> EXERCISE: Each entry below should be echoed exactly, with pictures omitted.
======== LISTED RECORDS ========
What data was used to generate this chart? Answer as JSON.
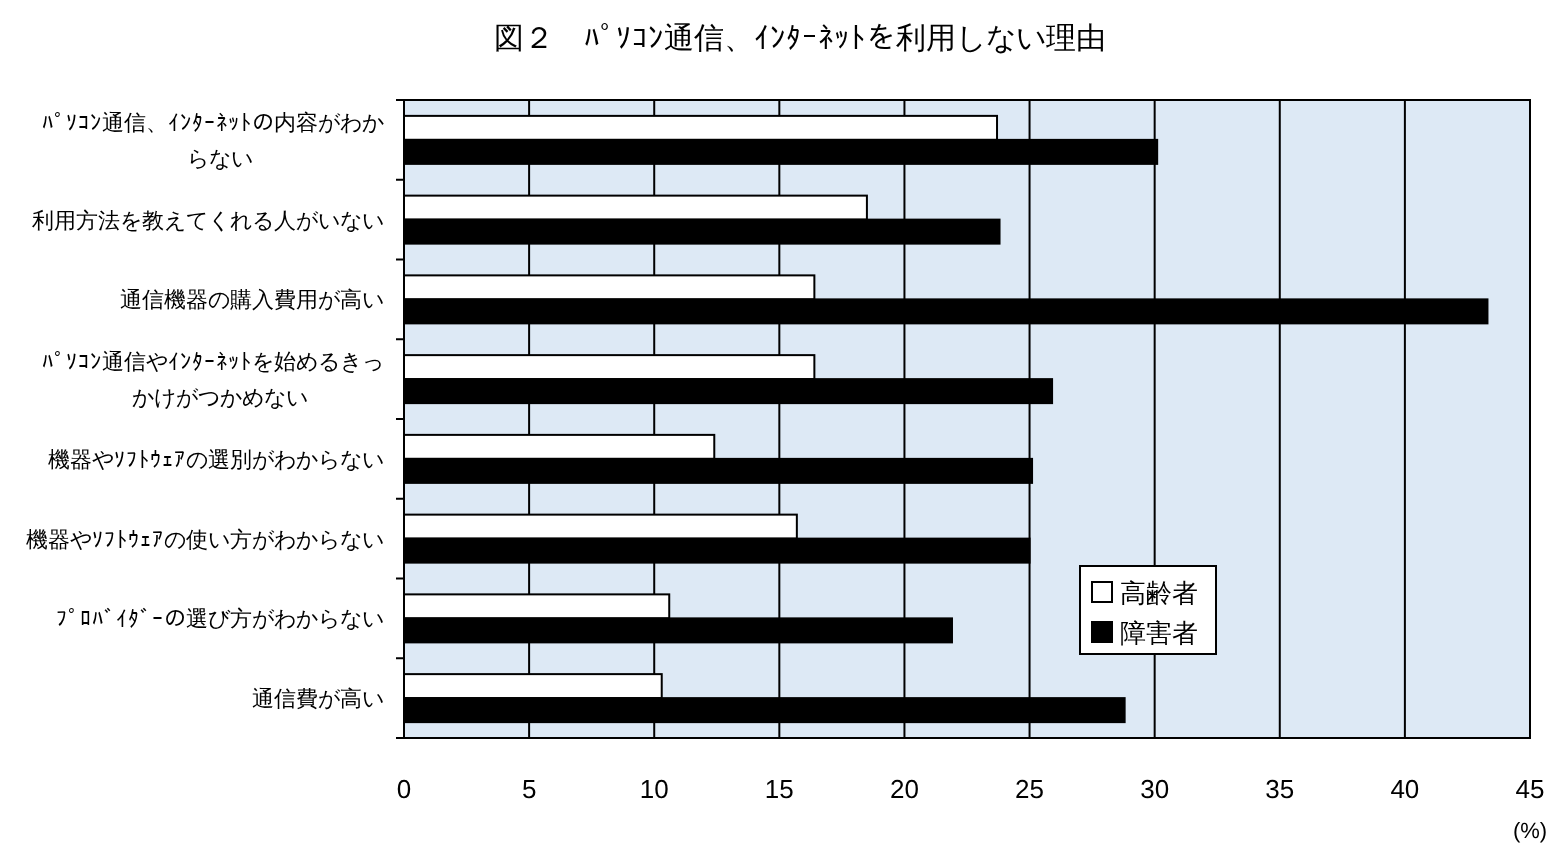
{
  "chart_data": {
    "type": "bar",
    "orientation": "horizontal",
    "title": "図２　ﾊﾟｿｺﾝ通信、ｲﾝﾀｰﾈｯﾄを利用しない理由",
    "xlabel": "(%)",
    "categories": [
      "ﾊﾟｿｺﾝ通信、ｲﾝﾀｰﾈｯﾄの内容がわからない",
      "利用方法を教えてくれる人がいない",
      "通信機器の購入費用が高い",
      "ﾊﾟｿｺﾝ通信やｲﾝﾀｰﾈｯﾄを始めるきっかけがつかめない",
      "機器やｿﾌﾄｳｪｱの選別がわからない",
      "機器やｿﾌﾄｳｪｱの使い方がわからない",
      "ﾌﾟﾛﾊﾞｲﾀﾞｰの選び方がわからない",
      "通信費が高い"
    ],
    "series": [
      {
        "name": "高齢者",
        "color": "#ffffff",
        "values": [
          23.7,
          18.5,
          16.4,
          16.4,
          12.4,
          15.7,
          10.6,
          10.3
        ]
      },
      {
        "name": "障害者",
        "color": "#000000",
        "values": [
          30.1,
          23.8,
          43.3,
          25.9,
          25.1,
          25.0,
          21.9,
          28.8
        ]
      }
    ],
    "xlim": [
      0,
      45
    ],
    "xticks": [
      0,
      5,
      10,
      15,
      20,
      25,
      30,
      35,
      40,
      45
    ],
    "grid": "x",
    "legend": "right"
  }
}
========
> WRITTEN ANSWER:
What data was used to generate this chart? Answer as JSON.
{
  "chart_data": {
    "type": "bar",
    "orientation": "horizontal",
    "title": "図２　ﾊﾟｿｺﾝ通信、ｲﾝﾀｰﾈｯﾄを利用しない理由",
    "xlabel": "(%)",
    "categories": [
      "ﾊﾟｿｺﾝ通信、ｲﾝﾀｰﾈｯﾄの内容がわからない",
      "利用方法を教えてくれる人がいない",
      "通信機器の購入費用が高い",
      "ﾊﾟｿｺﾝ通信やｲﾝﾀｰﾈｯﾄを始めるきっかけがつかめない",
      "機器やｿﾌﾄｳｪｱの選別がわからない",
      "機器やｿﾌﾄｳｪｱの使い方がわからない",
      "ﾌﾟﾛﾊﾞｲﾀﾞｰの選び方がわからない",
      "通信費が高い"
    ],
    "series": [
      {
        "name": "高齢者",
        "color": "#ffffff",
        "values": [
          23.7,
          18.5,
          16.4,
          16.4,
          12.4,
          15.7,
          10.6,
          10.3
        ]
      },
      {
        "name": "障害者",
        "color": "#000000",
        "values": [
          30.1,
          23.8,
          43.3,
          25.9,
          25.1,
          25.0,
          21.9,
          28.8
        ]
      }
    ],
    "xlim": [
      0,
      45
    ],
    "xticks": [
      0,
      5,
      10,
      15,
      20,
      25,
      30,
      35,
      40,
      45
    ],
    "grid": "x",
    "legend": "right"
  }
}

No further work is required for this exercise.